**THINGS TO DO**
a. In the article on the Rosemount winery closure, what capacity is given for the Rosemount tankfarm?
b. Continue the article on the Rosemount winery closure from where it stops.

“Sod the wine, I want to suck on the writing. This man White is an instinctive writer, bloody rare to find one who actually pulls it off, as in still gets a meaning across with concision. Sharp arbitrage of speed and risk, closest thing I can think of to Cicero’s ‘motus continuum animi.’

Probably takes a drink or two to connect like that: he literally paints his senses on the page.”

DBC Pierre (Vernon God Little, Ludmila’s Broken English, Lights Out In Wonderland ... Winner: Booker prize; Whitbread prize; Bollinger Wodehouse Everyman prize; James Joyce Award from the Literary & Historical Society of University College Dublin)





11 November 2014


Foreboding storm clouds over McLaren Vale ... at least 33 jobs go as Treasury Wine Estates summarily closes its Rosemount winery on McLaren Flat ... photo Philip White

Rosemount loses its home base
33+ jobs go in McLaren Vale;
grapes now go north to Barossa

So the mighty Treasury Wine Estates (TWE) withdraws immediately from winemaking in McLaren Vale? Shuts its Rosemount refinery?

Hardly surprising, given the fact that TWE had been quite deliberately shrinking the role played by its shiny 20,000 tonne capacity Rosemount tankfarm. Over recent years, TWE has been quietly sending fruit instead to local contract processors or to its huge installations at the Wolf Blass Bilyara and Penfolds wineries at Nuriootpa in the Barossa.

What does this mean for McLaren Vale?

Of course it means the loss of a few dozen precious jobs in the Vales. Mates and neighours. Good people with kids and mortgages. Hardworking, respected winemakers and cellarhands who annually clean up a hoard of trophies at the local wine show after making the huge tanksful of fine commercial wine for their owners.

Rosemount winemakers Andrew Locke and Matt Koche celebrate with their Bushing King trophy at the 2012 McLaren Vale Wine Show ... beside winning this top gong, the pair collected another nine trophies at the fixture

Presuming Treasury retains its love of soulful McLaren Vale reds, the Rosemount closure also means a lot more trucks full of grapes thundering through the village to the Southern Expressway/
westernsuburbs/Northern Expressway route to the Barossa, just for starters.

**DATA SHOWN**
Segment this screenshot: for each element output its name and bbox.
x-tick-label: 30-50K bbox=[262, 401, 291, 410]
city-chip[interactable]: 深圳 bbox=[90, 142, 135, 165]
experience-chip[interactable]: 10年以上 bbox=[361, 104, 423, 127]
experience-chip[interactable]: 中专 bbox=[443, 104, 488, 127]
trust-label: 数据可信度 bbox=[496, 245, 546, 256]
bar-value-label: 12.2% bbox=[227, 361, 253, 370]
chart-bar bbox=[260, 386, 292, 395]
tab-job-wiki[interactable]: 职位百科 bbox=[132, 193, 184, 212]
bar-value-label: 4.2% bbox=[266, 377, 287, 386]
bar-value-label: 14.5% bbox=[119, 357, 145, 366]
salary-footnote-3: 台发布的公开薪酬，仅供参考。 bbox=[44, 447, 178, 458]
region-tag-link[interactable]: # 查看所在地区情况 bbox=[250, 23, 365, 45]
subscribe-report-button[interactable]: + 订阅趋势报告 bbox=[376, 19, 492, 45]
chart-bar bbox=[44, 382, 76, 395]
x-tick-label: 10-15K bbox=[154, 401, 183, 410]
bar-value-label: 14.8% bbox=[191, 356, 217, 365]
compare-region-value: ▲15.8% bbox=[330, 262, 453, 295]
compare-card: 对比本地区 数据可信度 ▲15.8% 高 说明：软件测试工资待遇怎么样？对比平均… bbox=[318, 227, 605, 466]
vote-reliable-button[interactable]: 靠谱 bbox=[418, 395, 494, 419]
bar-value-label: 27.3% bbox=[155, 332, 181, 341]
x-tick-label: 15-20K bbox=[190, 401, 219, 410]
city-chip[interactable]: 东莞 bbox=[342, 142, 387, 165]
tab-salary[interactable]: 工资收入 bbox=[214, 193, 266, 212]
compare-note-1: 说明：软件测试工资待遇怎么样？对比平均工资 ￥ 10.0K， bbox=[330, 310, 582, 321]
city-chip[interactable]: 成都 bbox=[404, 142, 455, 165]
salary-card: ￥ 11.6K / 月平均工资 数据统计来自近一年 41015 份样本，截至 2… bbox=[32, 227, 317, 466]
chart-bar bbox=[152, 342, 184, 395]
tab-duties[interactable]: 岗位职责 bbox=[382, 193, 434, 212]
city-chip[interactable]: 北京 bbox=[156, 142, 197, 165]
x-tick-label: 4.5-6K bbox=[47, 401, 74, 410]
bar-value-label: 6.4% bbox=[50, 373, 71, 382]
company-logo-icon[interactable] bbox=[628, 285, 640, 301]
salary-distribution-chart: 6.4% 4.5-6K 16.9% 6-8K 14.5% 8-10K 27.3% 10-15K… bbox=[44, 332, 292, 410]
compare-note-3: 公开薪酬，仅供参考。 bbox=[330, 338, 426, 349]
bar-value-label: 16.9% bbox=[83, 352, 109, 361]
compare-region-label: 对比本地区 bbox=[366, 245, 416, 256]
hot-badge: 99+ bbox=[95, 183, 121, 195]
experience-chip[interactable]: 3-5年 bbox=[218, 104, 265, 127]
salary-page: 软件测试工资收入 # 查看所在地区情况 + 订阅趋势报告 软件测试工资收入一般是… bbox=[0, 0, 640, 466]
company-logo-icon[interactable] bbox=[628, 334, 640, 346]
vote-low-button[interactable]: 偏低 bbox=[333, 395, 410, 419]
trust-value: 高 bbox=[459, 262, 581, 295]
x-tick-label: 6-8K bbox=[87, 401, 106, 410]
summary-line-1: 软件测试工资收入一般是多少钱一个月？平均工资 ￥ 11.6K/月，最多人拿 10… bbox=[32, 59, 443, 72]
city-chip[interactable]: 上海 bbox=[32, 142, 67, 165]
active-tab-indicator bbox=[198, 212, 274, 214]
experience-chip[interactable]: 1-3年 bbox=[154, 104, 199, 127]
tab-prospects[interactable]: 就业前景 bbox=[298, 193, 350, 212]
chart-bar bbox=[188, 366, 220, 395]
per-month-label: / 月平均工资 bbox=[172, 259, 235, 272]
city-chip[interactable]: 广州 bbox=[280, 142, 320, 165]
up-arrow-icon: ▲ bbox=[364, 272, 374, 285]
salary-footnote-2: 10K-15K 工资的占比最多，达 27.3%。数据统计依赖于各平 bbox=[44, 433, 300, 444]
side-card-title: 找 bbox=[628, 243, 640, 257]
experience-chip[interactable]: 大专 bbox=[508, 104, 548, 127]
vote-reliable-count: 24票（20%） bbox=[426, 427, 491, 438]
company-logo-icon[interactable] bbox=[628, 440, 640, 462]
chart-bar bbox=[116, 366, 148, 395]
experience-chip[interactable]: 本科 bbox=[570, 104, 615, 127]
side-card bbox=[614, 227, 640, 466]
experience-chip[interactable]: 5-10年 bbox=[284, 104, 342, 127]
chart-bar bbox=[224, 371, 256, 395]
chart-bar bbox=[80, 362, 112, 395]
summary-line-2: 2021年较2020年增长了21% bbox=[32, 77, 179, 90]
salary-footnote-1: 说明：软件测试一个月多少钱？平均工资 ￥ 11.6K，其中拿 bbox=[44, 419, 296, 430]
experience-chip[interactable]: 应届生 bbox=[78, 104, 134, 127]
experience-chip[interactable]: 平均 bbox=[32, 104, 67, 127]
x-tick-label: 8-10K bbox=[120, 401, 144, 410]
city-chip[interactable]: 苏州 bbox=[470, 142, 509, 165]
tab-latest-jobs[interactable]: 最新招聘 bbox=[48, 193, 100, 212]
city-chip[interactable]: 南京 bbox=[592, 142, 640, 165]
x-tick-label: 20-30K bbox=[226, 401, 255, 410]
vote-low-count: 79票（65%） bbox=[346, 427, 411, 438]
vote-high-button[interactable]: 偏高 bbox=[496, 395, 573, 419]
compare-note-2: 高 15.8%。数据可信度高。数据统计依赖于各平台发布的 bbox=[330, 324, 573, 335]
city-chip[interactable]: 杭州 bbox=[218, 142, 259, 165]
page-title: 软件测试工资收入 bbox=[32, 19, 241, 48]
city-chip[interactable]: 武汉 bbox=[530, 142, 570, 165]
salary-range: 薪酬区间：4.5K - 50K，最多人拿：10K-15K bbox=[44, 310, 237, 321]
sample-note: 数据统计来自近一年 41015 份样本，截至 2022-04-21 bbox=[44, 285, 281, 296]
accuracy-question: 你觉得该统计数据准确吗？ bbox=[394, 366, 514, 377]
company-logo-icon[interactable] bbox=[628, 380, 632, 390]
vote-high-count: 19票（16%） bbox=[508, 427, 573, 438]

**RESULTS**
a. 20,000 tonnes.

b.
More scary is the thought of them taking the back track through Kangarilla to the treacherous Hills routes and into the Barossa through the sleepy main street of Angaston.

It seems that Treasury hasn't quite begun to grasp the international move to buy local.

It was immediately telling that the Treasury press release called the Rosemount facility Ryecroft, a name hardly uttered since Rosemount founder Bob Oately bought the super-premium but modestly-scaled winery in 1991, rebranded it Rosemount and built a huge tank farm. This propaganda worked: yesterday, nearly every news outlet blindly repeated the press release, and called it the Ryecroft winery.

Bob "Wild Oats" Oatley has been much discussed as a potential buyer of the Rosemount brand ... he invented it, after all, and already made $1.49 billion selling it to Southcorp

Hardly a name on everybody's lips, Ryecroft. Rosemount, meanwhile, hangs in there.

Speaking of names you don't see anymore, Treasury says it will maintain its cellar sales and tasting bench at the old Seaview Winery on Chaffey's Road below Chapel Hill. While it hasn't actually made any wine for years, this currently has Rosemount painted on its facade. I dunno whether you'd call that a fasodomy or a facectomy - the big old joint has been long overdue for some restorative care and cleaning-up. Regardless, its dedicated staff runs tasteful art exhibitions, and it remains the front-of-house for those locally-made Rosemount Show Specials mentioned above.

But the shut-down of the McLaren Flat/Ryecroft/Rosemount processor still delivers another kick in the teeth for your actual Rosemount, which will once again have no real branded home. Rosemount, that great Chardonnay and Shiraz producer which led Australia's export boom in the 'nineties. Rosemount, whose initial super-premium vineyard, Roxburgh, is now another stinking Hunter Valley coal pit. Rosemount, for which Southcorp paid, in 2001, a contentious $1.49 billion before that outfit was swallowed for a disastrous spell by Fosters before becoming Treasury Wine Estates.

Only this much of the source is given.